**WHAT THE TASK REQUIRES:** In the entries below, identify every line with the string "Extremos" and copy it.

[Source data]
————————

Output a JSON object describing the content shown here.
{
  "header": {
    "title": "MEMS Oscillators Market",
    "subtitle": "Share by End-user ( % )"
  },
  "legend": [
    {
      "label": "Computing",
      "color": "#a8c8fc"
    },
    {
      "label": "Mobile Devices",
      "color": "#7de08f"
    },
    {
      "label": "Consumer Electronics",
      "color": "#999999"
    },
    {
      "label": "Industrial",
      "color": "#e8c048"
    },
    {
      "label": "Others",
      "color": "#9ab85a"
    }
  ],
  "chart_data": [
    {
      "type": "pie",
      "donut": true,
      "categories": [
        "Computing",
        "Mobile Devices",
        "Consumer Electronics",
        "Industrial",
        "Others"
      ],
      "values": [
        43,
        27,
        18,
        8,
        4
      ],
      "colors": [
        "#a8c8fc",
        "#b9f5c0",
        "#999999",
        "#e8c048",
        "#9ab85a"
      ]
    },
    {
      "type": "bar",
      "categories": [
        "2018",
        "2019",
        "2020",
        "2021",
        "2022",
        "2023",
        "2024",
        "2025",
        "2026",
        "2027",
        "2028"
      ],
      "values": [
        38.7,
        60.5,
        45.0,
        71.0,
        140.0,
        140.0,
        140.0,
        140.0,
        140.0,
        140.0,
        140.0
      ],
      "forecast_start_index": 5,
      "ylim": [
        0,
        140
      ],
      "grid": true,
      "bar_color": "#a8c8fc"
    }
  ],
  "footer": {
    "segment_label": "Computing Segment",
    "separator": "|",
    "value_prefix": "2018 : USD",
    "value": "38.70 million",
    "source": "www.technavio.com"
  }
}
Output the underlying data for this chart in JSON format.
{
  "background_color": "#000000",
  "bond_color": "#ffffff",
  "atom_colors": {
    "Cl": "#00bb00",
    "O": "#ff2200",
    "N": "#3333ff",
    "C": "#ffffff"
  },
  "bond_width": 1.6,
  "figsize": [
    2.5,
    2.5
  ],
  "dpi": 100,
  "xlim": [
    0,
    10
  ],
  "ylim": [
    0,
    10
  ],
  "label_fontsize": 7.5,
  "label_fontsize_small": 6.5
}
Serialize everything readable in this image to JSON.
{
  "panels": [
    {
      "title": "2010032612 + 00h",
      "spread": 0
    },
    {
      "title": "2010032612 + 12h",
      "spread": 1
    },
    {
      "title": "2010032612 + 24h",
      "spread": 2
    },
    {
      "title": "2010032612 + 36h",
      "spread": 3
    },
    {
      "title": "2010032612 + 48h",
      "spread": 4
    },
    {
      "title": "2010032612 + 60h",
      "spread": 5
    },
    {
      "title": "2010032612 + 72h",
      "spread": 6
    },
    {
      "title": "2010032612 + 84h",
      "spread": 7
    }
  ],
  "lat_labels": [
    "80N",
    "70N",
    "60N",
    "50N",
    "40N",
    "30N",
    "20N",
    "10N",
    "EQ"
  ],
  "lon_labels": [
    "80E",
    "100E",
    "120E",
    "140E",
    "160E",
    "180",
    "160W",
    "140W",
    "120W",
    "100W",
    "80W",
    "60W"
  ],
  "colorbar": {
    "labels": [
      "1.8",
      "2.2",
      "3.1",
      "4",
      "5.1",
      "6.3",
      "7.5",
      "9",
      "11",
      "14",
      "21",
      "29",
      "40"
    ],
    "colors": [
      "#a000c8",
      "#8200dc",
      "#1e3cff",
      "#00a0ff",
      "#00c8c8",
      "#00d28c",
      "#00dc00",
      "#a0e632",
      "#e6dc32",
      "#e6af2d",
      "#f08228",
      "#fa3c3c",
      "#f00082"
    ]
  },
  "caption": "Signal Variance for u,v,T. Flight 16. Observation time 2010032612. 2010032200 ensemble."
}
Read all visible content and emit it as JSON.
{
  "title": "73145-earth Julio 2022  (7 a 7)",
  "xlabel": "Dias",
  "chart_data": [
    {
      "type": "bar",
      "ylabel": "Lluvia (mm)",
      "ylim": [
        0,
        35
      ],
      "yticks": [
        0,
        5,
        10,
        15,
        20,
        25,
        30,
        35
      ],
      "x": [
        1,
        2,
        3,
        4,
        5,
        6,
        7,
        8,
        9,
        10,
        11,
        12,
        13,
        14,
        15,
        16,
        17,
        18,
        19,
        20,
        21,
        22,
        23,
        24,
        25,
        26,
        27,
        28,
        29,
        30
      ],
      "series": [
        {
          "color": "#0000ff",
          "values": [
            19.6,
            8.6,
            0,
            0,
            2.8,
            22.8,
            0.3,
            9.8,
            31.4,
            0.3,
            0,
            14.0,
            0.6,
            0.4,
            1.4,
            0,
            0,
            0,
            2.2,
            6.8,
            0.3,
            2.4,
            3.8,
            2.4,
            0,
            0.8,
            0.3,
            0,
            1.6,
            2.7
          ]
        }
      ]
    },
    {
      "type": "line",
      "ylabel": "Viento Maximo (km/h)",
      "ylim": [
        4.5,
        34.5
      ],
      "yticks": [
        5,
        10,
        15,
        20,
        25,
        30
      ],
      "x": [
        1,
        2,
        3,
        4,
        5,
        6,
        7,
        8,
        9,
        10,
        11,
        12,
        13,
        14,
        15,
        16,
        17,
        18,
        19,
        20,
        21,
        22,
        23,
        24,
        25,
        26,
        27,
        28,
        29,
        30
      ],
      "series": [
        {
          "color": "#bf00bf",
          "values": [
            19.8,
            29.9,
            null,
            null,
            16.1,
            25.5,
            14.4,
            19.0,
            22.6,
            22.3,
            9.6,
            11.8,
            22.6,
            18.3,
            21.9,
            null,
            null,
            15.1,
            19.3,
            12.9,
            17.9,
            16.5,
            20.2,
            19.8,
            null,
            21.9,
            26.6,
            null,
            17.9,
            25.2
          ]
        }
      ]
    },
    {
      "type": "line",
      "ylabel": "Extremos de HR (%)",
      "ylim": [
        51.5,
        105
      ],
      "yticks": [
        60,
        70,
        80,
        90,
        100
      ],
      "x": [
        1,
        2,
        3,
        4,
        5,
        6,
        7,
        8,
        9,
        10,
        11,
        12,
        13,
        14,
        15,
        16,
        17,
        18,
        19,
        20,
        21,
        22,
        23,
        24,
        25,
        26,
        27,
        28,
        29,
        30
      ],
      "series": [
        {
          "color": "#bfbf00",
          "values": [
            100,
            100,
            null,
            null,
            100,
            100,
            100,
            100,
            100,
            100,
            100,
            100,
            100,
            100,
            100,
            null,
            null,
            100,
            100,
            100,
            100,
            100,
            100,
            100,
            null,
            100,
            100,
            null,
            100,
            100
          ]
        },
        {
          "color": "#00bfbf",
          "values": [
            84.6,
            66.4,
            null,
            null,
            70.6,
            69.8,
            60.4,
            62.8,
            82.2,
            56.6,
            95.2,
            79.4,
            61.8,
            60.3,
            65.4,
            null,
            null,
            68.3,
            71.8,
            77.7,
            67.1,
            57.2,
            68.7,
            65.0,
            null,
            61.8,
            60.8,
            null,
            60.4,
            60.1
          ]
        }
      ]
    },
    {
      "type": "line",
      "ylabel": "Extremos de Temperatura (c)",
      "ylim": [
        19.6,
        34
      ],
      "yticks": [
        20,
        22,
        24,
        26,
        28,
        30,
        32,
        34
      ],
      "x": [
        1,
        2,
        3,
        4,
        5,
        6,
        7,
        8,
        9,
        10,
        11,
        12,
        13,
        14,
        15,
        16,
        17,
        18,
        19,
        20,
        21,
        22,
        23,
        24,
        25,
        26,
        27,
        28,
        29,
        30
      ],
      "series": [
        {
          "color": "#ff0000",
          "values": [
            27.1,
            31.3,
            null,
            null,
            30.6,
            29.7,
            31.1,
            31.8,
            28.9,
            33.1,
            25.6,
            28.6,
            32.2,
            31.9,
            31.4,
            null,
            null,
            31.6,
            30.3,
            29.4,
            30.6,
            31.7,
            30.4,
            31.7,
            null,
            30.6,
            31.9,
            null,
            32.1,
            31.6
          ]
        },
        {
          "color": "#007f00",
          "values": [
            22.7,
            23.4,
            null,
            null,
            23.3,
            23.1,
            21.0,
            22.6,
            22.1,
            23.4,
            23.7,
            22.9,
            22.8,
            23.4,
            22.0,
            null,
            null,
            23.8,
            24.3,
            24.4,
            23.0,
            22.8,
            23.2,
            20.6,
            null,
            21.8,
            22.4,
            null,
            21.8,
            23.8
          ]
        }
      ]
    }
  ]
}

————————

**FINAL RESULT:**
      "ylabel": "Extremos de HR (%)",
      "ylabel": "Extremos de Temperatura (c)",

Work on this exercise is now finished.